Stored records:
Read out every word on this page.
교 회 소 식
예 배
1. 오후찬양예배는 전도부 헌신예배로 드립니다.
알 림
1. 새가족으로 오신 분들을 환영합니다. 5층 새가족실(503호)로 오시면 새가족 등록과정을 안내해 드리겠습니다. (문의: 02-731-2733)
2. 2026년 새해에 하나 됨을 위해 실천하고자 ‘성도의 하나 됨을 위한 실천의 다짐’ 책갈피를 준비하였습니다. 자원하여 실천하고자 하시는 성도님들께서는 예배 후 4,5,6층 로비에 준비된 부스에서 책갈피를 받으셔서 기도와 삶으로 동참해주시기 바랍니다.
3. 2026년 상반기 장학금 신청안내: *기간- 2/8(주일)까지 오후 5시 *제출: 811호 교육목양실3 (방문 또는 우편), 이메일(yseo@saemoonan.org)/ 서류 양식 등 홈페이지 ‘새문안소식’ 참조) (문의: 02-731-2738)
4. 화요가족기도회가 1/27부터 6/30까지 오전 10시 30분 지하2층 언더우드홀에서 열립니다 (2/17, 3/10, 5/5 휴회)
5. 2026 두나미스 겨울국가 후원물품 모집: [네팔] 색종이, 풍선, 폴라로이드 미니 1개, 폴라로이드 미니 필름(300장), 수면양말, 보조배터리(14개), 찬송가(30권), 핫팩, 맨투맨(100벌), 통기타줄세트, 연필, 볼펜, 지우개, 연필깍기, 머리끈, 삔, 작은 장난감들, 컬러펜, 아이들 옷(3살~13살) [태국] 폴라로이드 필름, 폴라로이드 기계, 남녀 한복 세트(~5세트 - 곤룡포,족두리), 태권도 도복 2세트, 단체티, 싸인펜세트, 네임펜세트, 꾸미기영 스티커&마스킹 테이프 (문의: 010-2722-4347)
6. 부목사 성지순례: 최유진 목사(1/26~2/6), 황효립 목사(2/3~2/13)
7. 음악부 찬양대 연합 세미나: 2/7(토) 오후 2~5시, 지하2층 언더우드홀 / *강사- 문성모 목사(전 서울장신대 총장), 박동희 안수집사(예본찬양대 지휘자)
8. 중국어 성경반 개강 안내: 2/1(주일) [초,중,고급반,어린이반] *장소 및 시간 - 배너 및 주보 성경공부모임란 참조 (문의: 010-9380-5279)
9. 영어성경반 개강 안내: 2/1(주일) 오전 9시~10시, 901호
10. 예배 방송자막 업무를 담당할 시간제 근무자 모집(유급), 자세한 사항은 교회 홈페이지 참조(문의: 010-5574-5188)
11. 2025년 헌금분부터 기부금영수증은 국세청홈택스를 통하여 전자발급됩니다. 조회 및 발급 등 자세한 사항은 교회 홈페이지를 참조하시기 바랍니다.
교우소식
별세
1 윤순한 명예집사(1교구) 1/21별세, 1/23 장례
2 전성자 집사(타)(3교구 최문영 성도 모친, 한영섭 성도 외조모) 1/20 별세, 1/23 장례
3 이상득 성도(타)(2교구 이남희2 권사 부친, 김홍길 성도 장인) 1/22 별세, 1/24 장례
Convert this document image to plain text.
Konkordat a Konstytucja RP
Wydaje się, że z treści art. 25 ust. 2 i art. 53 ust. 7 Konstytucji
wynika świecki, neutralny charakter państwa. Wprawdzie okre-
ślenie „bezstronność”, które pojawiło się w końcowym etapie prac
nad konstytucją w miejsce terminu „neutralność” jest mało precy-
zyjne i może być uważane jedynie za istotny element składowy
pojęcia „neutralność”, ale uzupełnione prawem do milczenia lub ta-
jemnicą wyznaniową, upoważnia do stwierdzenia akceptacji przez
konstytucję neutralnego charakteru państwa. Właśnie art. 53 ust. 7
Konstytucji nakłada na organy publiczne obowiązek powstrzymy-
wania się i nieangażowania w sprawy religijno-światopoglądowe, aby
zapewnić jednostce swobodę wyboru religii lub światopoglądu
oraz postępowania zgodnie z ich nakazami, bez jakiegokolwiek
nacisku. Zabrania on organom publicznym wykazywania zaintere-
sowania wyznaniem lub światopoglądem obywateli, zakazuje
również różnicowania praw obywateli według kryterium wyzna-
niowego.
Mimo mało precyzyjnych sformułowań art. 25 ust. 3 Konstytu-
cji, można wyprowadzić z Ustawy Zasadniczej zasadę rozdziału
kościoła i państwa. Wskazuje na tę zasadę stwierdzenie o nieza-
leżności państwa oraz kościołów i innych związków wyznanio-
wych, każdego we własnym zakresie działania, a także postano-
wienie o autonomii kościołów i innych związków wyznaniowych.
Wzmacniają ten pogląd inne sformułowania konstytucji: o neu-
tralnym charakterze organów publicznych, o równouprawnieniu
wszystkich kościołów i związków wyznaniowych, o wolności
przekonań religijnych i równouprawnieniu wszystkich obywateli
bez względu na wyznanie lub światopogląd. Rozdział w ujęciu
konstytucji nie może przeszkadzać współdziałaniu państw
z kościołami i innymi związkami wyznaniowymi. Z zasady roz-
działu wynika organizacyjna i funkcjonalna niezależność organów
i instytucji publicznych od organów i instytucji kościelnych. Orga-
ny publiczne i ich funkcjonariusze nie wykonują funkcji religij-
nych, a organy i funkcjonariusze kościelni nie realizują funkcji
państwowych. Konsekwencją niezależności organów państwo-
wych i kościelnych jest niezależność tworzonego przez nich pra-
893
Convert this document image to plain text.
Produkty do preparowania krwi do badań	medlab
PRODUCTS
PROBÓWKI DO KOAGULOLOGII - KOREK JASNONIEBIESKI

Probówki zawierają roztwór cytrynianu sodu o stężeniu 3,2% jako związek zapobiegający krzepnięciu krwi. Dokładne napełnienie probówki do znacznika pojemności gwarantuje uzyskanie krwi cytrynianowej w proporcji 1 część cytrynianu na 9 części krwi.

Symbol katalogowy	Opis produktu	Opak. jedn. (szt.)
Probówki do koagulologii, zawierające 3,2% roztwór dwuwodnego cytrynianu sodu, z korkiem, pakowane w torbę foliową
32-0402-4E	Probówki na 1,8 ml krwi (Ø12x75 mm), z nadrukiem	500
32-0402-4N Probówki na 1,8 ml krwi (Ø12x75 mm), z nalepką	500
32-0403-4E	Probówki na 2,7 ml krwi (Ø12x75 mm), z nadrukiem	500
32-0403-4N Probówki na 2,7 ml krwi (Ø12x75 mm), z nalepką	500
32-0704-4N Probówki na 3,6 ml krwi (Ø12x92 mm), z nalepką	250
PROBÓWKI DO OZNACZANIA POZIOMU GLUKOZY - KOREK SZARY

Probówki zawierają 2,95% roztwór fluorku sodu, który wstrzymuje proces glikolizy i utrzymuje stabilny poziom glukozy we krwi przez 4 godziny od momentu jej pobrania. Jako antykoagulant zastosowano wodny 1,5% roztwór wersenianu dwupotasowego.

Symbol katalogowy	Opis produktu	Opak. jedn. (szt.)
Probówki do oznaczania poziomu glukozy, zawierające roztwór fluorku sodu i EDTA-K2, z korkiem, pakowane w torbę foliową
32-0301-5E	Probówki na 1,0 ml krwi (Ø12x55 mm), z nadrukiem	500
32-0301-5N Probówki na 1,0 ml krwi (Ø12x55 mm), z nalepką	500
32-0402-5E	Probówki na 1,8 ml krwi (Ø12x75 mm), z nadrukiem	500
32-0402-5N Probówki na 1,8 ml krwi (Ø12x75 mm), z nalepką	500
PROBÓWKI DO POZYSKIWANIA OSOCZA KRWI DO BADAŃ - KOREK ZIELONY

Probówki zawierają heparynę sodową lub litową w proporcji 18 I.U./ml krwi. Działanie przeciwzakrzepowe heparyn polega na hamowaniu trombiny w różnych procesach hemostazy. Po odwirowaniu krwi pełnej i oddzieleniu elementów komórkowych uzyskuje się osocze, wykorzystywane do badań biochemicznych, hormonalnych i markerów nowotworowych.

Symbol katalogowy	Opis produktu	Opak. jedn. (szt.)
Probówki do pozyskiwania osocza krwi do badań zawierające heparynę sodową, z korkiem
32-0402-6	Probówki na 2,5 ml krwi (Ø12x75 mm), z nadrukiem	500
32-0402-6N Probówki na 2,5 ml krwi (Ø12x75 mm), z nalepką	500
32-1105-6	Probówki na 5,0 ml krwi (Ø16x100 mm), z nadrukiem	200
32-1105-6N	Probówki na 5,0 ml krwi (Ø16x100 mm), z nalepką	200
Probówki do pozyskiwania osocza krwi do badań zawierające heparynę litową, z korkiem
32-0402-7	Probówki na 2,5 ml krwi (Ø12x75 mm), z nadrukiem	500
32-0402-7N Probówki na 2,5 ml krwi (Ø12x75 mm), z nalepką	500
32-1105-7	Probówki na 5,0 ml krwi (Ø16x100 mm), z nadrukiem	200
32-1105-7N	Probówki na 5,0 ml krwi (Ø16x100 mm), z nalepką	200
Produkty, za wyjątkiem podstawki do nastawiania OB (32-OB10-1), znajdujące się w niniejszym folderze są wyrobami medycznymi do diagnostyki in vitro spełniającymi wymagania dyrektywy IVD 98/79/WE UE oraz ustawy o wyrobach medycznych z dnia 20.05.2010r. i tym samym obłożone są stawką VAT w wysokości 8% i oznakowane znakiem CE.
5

WORK TO BE COMPLETED
Copy every line of the entries above in which "związków" occurs.

COMPLETED EXERCISE
leżności państwa oraz kościołów i innych związków wyznanio-
wienie o autonomii kościołów i innych związków wyznaniowych.
wszystkich kościołów i związków wyznaniowych, o wolności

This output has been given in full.